Tally the lines holding the string "File" and reply with that number alone.

>> START Task inputs

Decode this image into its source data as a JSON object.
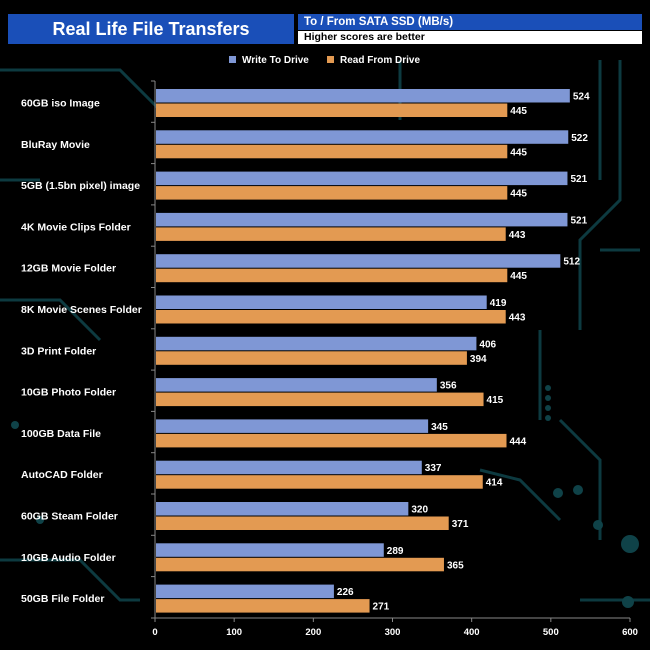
{
  "header": {
    "title": "Real Life File Transfers",
    "subtitle": "To / From SATA SSD (MB/s)",
    "note": "Higher scores are better"
  },
  "colors": {
    "write": "#7f97d5",
    "read": "#e39a52",
    "background": "#000000",
    "header_blue": "#1a4fb8",
    "circuit": "#0f3f45"
  },
  "chart_data": {
    "type": "bar",
    "orientation": "horizontal",
    "title": "Real Life File Transfers",
    "subtitle": "To / From SATA SSD (MB/s)",
    "note": "Higher scores are better",
    "categories": [
      "60GB iso Image",
      "BluRay Movie",
      "5GB (1.5bn pixel) image",
      "4K Movie Clips Folder",
      "12GB Movie Folder",
      "8K Movie Scenes Folder",
      "3D Print Folder",
      "10GB Photo Folder",
      "100GB Data File",
      "AutoCAD Folder",
      "60GB Steam Folder",
      "10GB Audio Folder",
      "50GB File Folder"
    ],
    "series": [
      {
        "name": "Write To  Drive",
        "color": "#7f97d5",
        "values": [
          524,
          522,
          521,
          521,
          512,
          419,
          406,
          356,
          345,
          337,
          320,
          289,
          226
        ]
      },
      {
        "name": "Read From  Drive",
        "color": "#e39a52",
        "values": [
          445,
          445,
          445,
          443,
          445,
          443,
          394,
          415,
          444,
          414,
          371,
          365,
          271
        ]
      }
    ],
    "xlim": [
      0,
      600
    ],
    "xticks": [
      0,
      100,
      200,
      300,
      400,
      500,
      600
    ],
    "xlabel": "",
    "ylabel": "",
    "legend": "top-center",
    "grid": false
  }
}
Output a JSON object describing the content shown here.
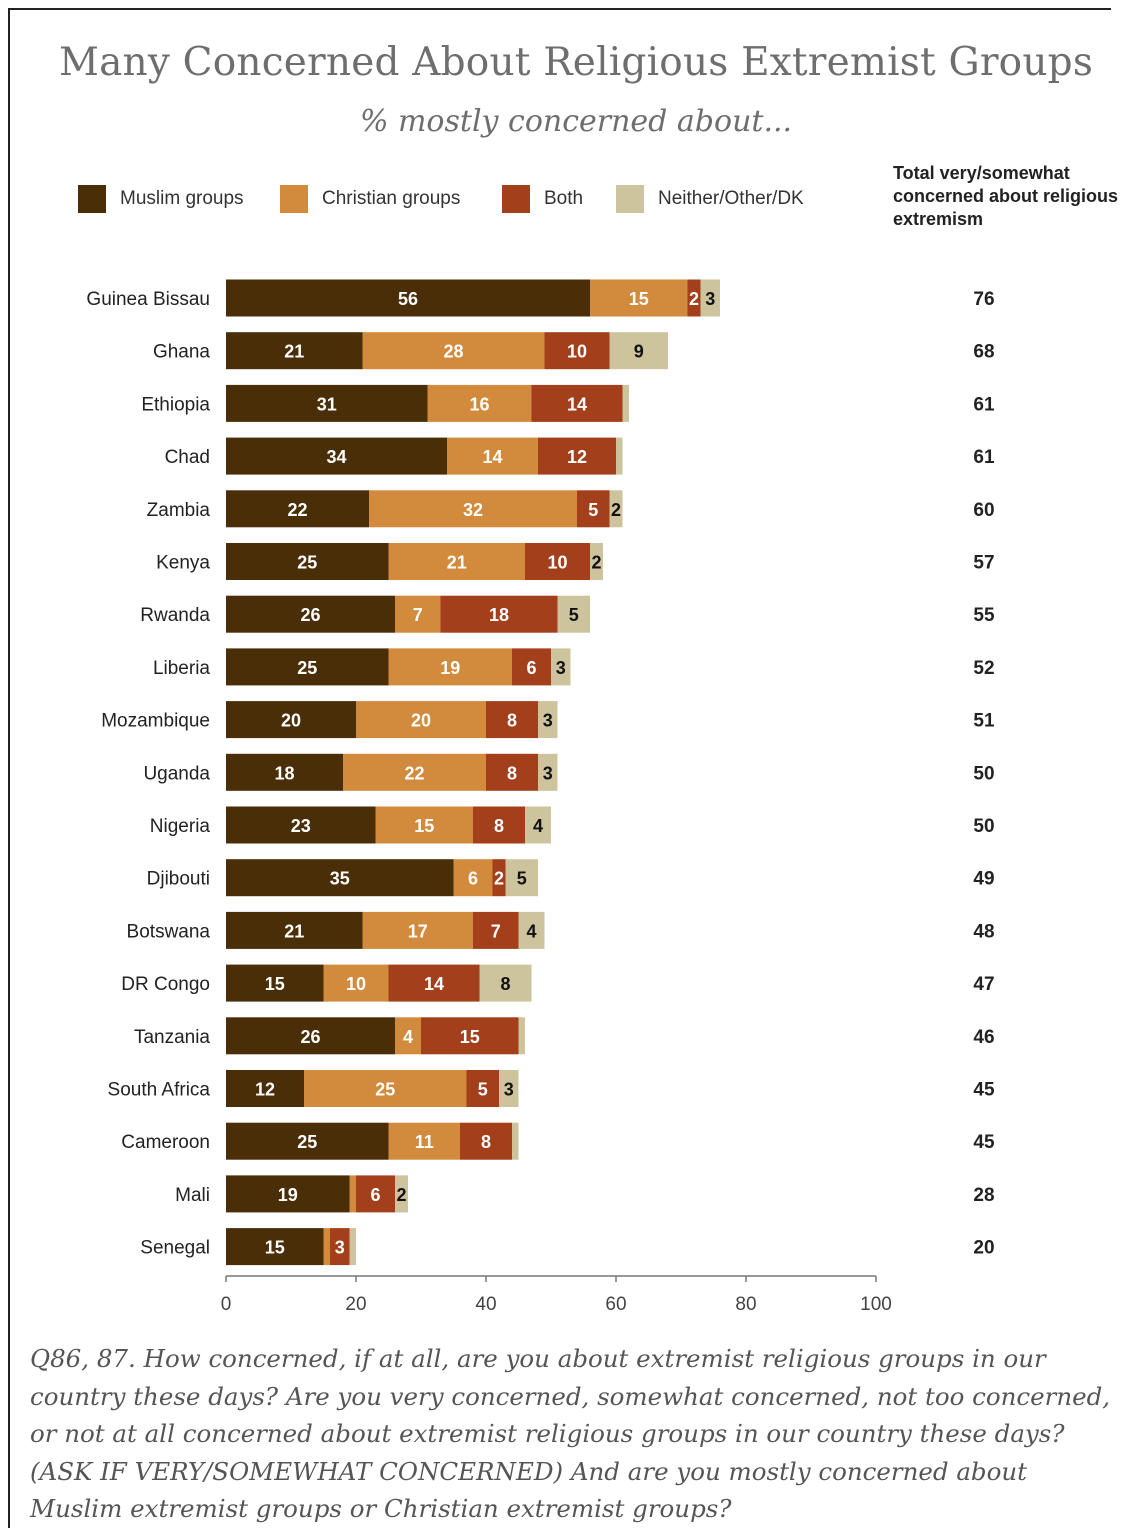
{
  "title": "Many Concerned About Religious Extremist Groups",
  "subtitle": "% mostly concerned about...",
  "total_header": "Total very/somewhat concerned about religious extremism",
  "question": "Q86, 87. How concerned, if at all, are you about extremist religious groups in our country these days? Are you very concerned, somewhat concerned, not too concerned, or not at all concerned about extremist religious groups in our country these days? (ASK IF VERY/SOMEWHAT CONCERNED) And are you mostly concerned about Muslim extremist groups or Christian extremist groups?",
  "legend": [
    {
      "label": "Muslim groups",
      "color": "#4a2e07"
    },
    {
      "label": "Christian groups",
      "color": "#d28a3c"
    },
    {
      "label": "Both",
      "color": "#a33f1b"
    },
    {
      "label": "Neither/Other/DK",
      "color": "#cdc39d"
    }
  ],
  "chart_data": {
    "type": "bar",
    "orientation": "horizontal",
    "stacked": true,
    "title": "Many Concerned About Religious Extremist Groups",
    "subtitle": "% mostly concerned about...",
    "categories": [
      "Guinea Bissau",
      "Ghana",
      "Ethiopia",
      "Chad",
      "Zambia",
      "Kenya",
      "Rwanda",
      "Liberia",
      "Mozambique",
      "Uganda",
      "Nigeria",
      "Djibouti",
      "Botswana",
      "DR Congo",
      "Tanzania",
      "South Africa",
      "Cameroon",
      "Mali",
      "Senegal"
    ],
    "series": [
      {
        "name": "Muslim groups",
        "color": "#4a2e07",
        "values": [
          56,
          21,
          31,
          34,
          22,
          25,
          26,
          25,
          20,
          18,
          23,
          35,
          21,
          15,
          26,
          12,
          25,
          19,
          15
        ],
        "labels": [
          "56",
          "21",
          "31",
          "34",
          "22",
          "25",
          "26",
          "25",
          "20",
          "18",
          "23",
          "35",
          "21",
          "15",
          "26",
          "12",
          "25",
          "19",
          "15"
        ]
      },
      {
        "name": "Christian groups",
        "color": "#d28a3c",
        "values": [
          15,
          28,
          16,
          14,
          32,
          21,
          7,
          19,
          20,
          22,
          15,
          6,
          17,
          10,
          4,
          25,
          11,
          1,
          1
        ],
        "labels": [
          "15",
          "28",
          "16",
          "14",
          "32",
          "21",
          "7",
          "19",
          "20",
          "22",
          "15",
          "6",
          "17",
          "10",
          "4",
          "25",
          "11",
          "",
          ""
        ]
      },
      {
        "name": "Both",
        "color": "#a33f1b",
        "values": [
          2,
          10,
          14,
          12,
          5,
          10,
          18,
          6,
          8,
          8,
          8,
          2,
          7,
          14,
          15,
          5,
          8,
          6,
          3
        ],
        "labels": [
          "2",
          "10",
          "14",
          "12",
          "5",
          "10",
          "18",
          "6",
          "8",
          "8",
          "8",
          "2",
          "7",
          "14",
          "15",
          "5",
          "8",
          "6",
          "3"
        ]
      },
      {
        "name": "Neither/Other/DK",
        "color": "#cdc39d",
        "values": [
          3,
          9,
          1,
          1,
          2,
          2,
          5,
          3,
          3,
          3,
          4,
          5,
          4,
          8,
          1,
          3,
          1,
          2,
          1
        ],
        "labels": [
          "3",
          "9",
          "",
          "",
          "2",
          "2",
          "5",
          "3",
          "3",
          "3",
          "4",
          "5",
          "4",
          "8",
          "",
          "3",
          "",
          "2",
          ""
        ]
      }
    ],
    "totals": [
      "76",
      "68",
      "61",
      "61",
      "60",
      "57",
      "55",
      "52",
      "51",
      "50",
      "50",
      "49",
      "48",
      "47",
      "46",
      "45",
      "45",
      "28",
      "20"
    ],
    "xlim": [
      0,
      100
    ],
    "xticks": [
      0,
      20,
      40,
      60,
      80,
      100
    ],
    "grid": false
  }
}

>> END Task inputs

### Full response
4